TASK DESCRIPTION
Copy each line exactly. Leave nothing out.
** Start SUPPLIED DATA **
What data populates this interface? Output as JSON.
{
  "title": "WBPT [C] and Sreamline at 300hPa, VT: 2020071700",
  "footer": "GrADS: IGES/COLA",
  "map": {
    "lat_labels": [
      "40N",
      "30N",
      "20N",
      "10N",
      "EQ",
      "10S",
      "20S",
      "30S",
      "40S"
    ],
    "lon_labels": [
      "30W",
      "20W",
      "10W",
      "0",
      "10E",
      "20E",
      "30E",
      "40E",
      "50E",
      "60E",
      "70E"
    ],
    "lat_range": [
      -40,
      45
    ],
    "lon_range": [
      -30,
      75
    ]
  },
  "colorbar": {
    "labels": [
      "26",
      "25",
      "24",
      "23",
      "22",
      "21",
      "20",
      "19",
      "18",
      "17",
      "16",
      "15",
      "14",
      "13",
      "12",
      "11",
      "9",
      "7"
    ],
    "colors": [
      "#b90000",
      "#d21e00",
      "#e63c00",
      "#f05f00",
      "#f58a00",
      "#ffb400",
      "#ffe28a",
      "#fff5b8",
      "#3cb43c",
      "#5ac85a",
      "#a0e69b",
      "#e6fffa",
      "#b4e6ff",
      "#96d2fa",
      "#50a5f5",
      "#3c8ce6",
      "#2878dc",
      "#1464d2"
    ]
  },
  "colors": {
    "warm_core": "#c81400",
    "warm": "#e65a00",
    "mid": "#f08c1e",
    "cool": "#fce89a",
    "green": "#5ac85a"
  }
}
** End SUPPLIED DATA **
PROBLEM SOLUTION
What data populates this interface? Output as JSON.
{
  "title": "WBPT [C] and Sreamline at 300hPa, VT: 2020071700",
  "footer": "GrADS: IGES/COLA",
  "map": {
    "lat_labels": [
      "40N",
      "30N",
      "20N",
      "10N",
      "EQ",
      "10S",
      "20S",
      "30S",
      "40S"
    ],
    "lon_labels": [
      "30W",
      "20W",
      "10W",
      "0",
      "10E",
      "20E",
      "30E",
      "40E",
      "50E",
      "60E",
      "70E"
    ],
    "lat_range": [
      -40,
      45
    ],
    "lon_range": [
      -30,
      75
    ]
  },
  "colorbar": {
    "labels": [
      "26",
      "25",
      "24",
      "23",
      "22",
      "21",
      "20",
      "19",
      "18",
      "17",
      "16",
      "15",
      "14",
      "13",
      "12",
      "11",
      "9",
      "7"
    ],
    "colors": [
      "#b90000",
      "#d21e00",
      "#e63c00",
      "#f05f00",
      "#f58a00",
      "#ffb400",
      "#ffe28a",
      "#fff5b8",
      "#3cb43c",
      "#5ac85a",
      "#a0e69b",
      "#e6fffa",
      "#b4e6ff",
      "#96d2fa",
      "#50a5f5",
      "#3c8ce6",
      "#2878dc",
      "#1464d2"
    ]
  },
  "colors": {
    "warm_core": "#c81400",
    "warm": "#e65a00",
    "mid": "#f08c1e",
    "cool": "#fce89a",
    "green": "#5ac85a"
  }
}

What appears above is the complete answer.